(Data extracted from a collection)
+ + + + +

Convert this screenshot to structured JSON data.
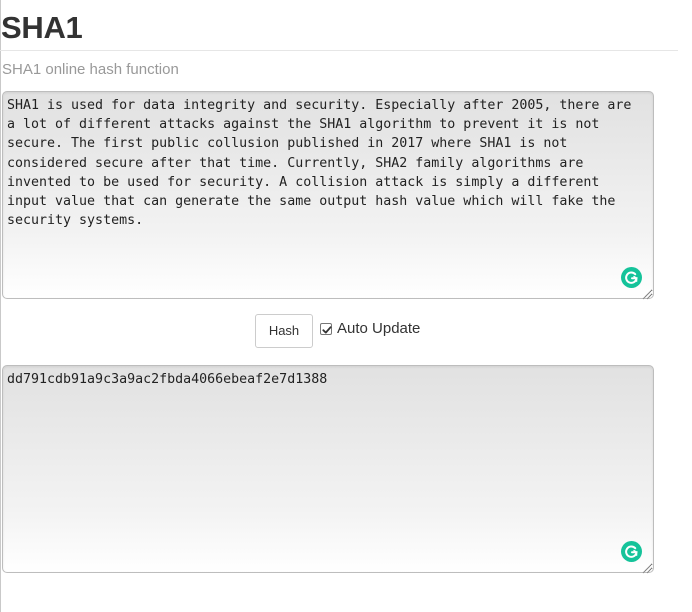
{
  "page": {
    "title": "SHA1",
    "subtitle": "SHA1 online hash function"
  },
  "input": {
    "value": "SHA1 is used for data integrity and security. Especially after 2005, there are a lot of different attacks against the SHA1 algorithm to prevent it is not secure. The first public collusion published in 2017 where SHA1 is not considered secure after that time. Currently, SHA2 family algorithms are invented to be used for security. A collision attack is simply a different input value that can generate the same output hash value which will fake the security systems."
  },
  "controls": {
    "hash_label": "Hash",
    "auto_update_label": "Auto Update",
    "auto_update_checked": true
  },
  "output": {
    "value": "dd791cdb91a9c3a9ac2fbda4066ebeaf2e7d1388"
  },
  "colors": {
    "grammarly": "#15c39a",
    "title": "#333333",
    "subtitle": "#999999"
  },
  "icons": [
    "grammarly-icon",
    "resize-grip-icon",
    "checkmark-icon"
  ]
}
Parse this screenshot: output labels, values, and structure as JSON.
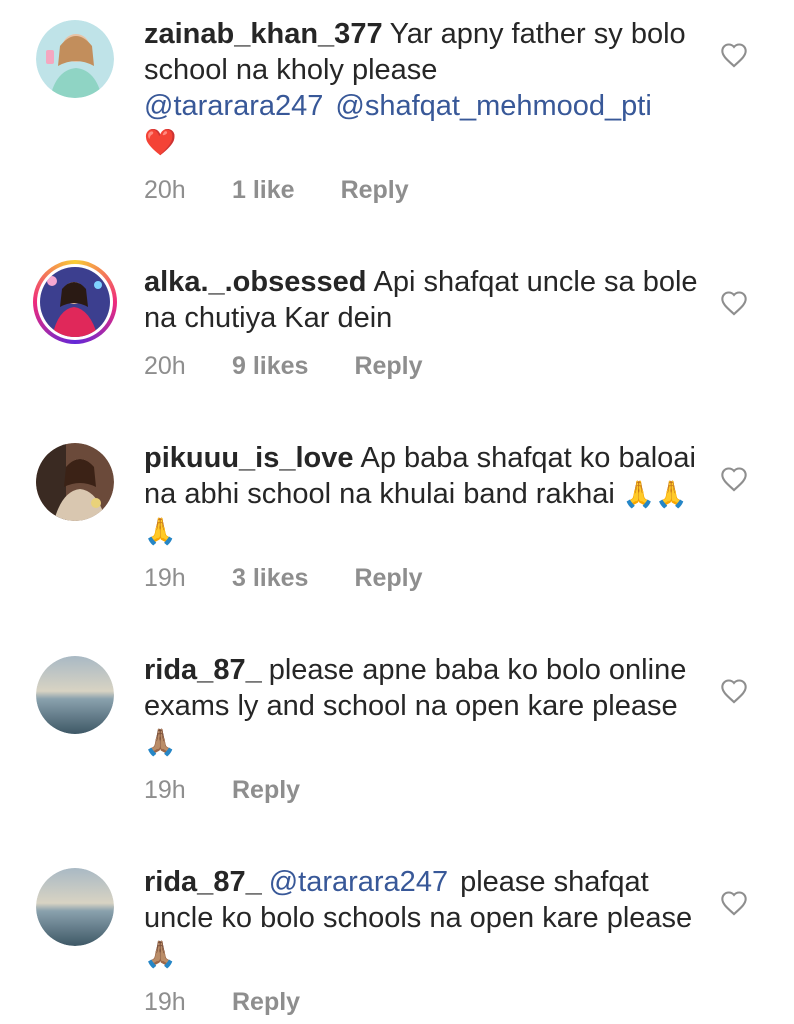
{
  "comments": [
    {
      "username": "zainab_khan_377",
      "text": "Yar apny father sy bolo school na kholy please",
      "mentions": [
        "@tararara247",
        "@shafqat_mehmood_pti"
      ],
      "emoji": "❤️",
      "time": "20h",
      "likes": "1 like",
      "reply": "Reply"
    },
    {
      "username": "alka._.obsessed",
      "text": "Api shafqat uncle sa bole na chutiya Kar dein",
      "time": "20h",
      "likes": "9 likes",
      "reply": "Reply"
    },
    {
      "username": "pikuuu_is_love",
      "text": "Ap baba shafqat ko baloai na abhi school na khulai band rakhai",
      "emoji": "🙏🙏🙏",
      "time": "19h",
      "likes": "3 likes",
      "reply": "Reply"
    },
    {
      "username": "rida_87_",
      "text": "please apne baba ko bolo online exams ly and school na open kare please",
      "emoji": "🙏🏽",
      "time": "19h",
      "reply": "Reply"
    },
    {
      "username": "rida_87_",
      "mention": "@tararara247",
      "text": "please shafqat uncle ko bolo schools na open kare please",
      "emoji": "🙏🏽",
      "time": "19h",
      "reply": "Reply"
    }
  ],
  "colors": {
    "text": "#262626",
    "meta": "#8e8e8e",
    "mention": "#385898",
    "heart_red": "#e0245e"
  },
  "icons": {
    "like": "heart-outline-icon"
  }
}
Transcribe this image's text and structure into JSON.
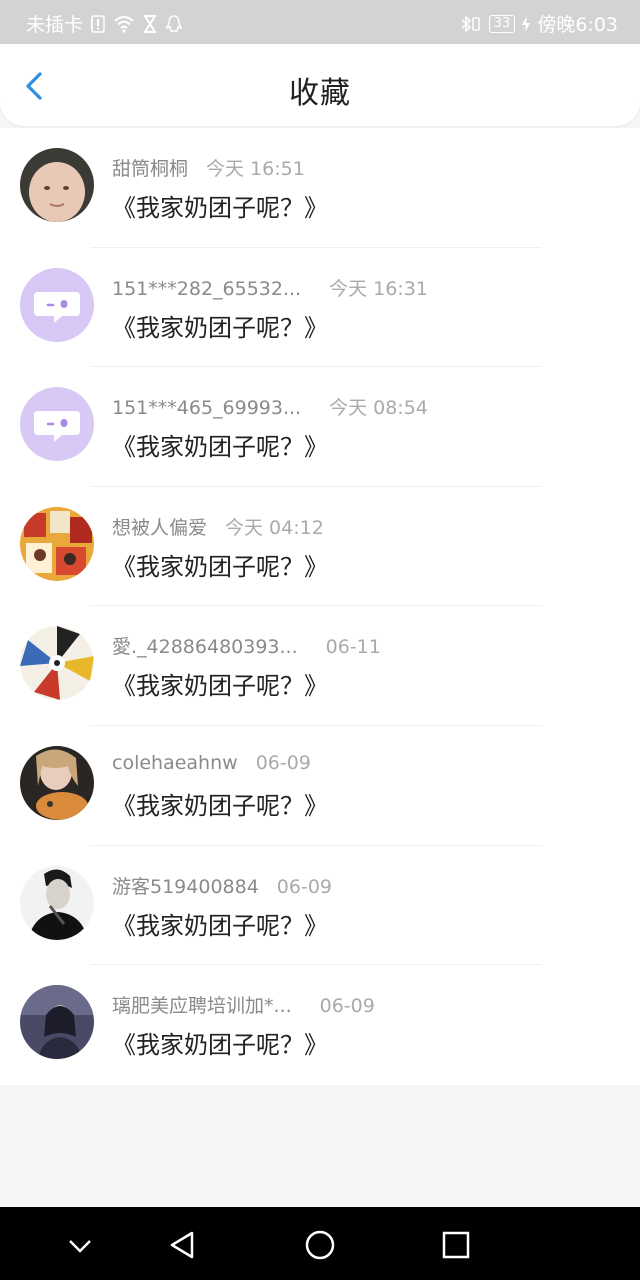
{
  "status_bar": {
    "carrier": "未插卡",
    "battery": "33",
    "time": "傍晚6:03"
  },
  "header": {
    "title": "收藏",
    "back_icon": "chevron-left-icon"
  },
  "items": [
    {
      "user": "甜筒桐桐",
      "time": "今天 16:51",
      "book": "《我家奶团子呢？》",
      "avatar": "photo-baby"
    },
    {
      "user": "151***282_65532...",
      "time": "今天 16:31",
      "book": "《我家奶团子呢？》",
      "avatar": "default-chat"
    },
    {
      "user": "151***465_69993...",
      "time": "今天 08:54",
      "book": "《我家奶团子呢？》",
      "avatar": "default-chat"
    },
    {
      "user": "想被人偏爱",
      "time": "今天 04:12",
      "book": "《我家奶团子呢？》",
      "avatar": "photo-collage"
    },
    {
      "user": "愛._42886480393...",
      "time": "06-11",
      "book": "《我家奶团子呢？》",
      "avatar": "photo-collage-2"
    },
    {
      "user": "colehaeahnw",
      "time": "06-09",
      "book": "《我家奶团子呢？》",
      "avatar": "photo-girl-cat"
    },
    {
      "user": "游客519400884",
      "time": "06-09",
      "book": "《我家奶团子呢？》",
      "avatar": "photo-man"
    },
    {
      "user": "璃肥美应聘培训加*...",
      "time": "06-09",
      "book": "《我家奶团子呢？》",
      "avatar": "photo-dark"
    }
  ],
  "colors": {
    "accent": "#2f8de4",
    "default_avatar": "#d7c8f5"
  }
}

+ + + + +

_INSTRUCTIONS TO FOLLOW_: Repeat all the records above exactly, leaving out any pictures.

_REPLY_:
Convert this screenshot to structured JSON data.
{
  "page": {
    "title": "SHA1",
    "subtitle": "SHA1 online hash function"
  },
  "input": {
    "value": "SHA1 is used for data integrity and security. Especially after 2005, there are a lot of different attacks against the SHA1 algorithm to prevent it is not secure. The first public collusion published in 2017 where SHA1 is not considered secure after that time. Currently, SHA2 family algorithms are invented to be used for security. A collision attack is simply a different input value that can generate the same output hash value which will fake the security systems."
  },
  "controls": {
    "hash_label": "Hash",
    "auto_update_label": "Auto Update",
    "auto_update_checked": true
  },
  "output": {
    "value": "dd791cdb91a9c3a9ac2fbda4066ebeaf2e7d1388"
  },
  "colors": {
    "grammarly": "#15c39a",
    "title": "#333333",
    "subtitle": "#999999"
  },
  "icons": [
    "grammarly-icon",
    "resize-grip-icon",
    "checkmark-icon"
  ]
}
Parse this screenshot: output labels, values, and structure as JSON.
{
  "comments": [
    {
      "username": "zainab_khan_377",
      "text": "Yar apny father sy bolo school na kholy please",
      "mentions": [
        "@tararara247",
        "@shafqat_mehmood_pti"
      ],
      "emoji": "❤️",
      "time": "20h",
      "likes": "1 like",
      "reply": "Reply"
    },
    {
      "username": "alka._.obsessed",
      "text": "Api shafqat uncle sa bole na chutiya Kar dein",
      "time": "20h",
      "likes": "9 likes",
      "reply": "Reply"
    },
    {
      "username": "pikuuu_is_love",
      "text": "Ap baba shafqat ko baloai na abhi school na khulai band rakhai",
      "emoji": "🙏🙏🙏",
      "time": "19h",
      "likes": "3 likes",
      "reply": "Reply"
    },
    {
      "username": "rida_87_",
      "text": "please apne baba ko bolo online exams ly and school na open kare please",
      "emoji": "🙏🏽",
      "time": "19h",
      "reply": "Reply"
    },
    {
      "username": "rida_87_",
      "mention": "@tararara247",
      "text": "please shafqat uncle ko bolo schools na open kare please",
      "emoji": "🙏🏽",
      "time": "19h",
      "reply": "Reply"
    }
  ],
  "colors": {
    "text": "#262626",
    "meta": "#8e8e8e",
    "mention": "#385898",
    "heart_red": "#e0245e"
  },
  "icons": {
    "like": "heart-outline-icon"
  }
}
Transcribe this image's text and structure into JSON.
{
  "status_bar": {
    "carrier": "未插卡",
    "battery": "33",
    "time": "傍晚6:03"
  },
  "header": {
    "title": "收藏",
    "back_icon": "chevron-left-icon"
  },
  "items": [
    {
      "user": "甜筒桐桐",
      "time": "今天 16:51",
      "book": "《我家奶团子呢？》",
      "avatar": "photo-baby"
    },
    {
      "user": "151***282_65532...",
      "time": "今天 16:31",
      "book": "《我家奶团子呢？》",
      "avatar": "default-chat"
    },
    {
      "user": "151***465_69993...",
      "time": "今天 08:54",
      "book": "《我家奶团子呢？》",
      "avatar": "default-chat"
    },
    {
      "user": "想被人偏爱",
      "time": "今天 04:12",
      "book": "《我家奶团子呢？》",
      "avatar": "photo-collage"
    },
    {
      "user": "愛._42886480393...",
      "time": "06-11",
      "book": "《我家奶团子呢？》",
      "avatar": "photo-collage-2"
    },
    {
      "user": "colehaeahnw",
      "time": "06-09",
      "book": "《我家奶团子呢？》",
      "avatar": "photo-girl-cat"
    },
    {
      "user": "游客519400884",
      "time": "06-09",
      "book": "《我家奶团子呢？》",
      "avatar": "photo-man"
    },
    {
      "user": "璃肥美应聘培训加*...",
      "time": "06-09",
      "book": "《我家奶团子呢？》",
      "avatar": "photo-dark"
    }
  ],
  "colors": {
    "accent": "#2f8de4",
    "default_avatar": "#d7c8f5"
  }
}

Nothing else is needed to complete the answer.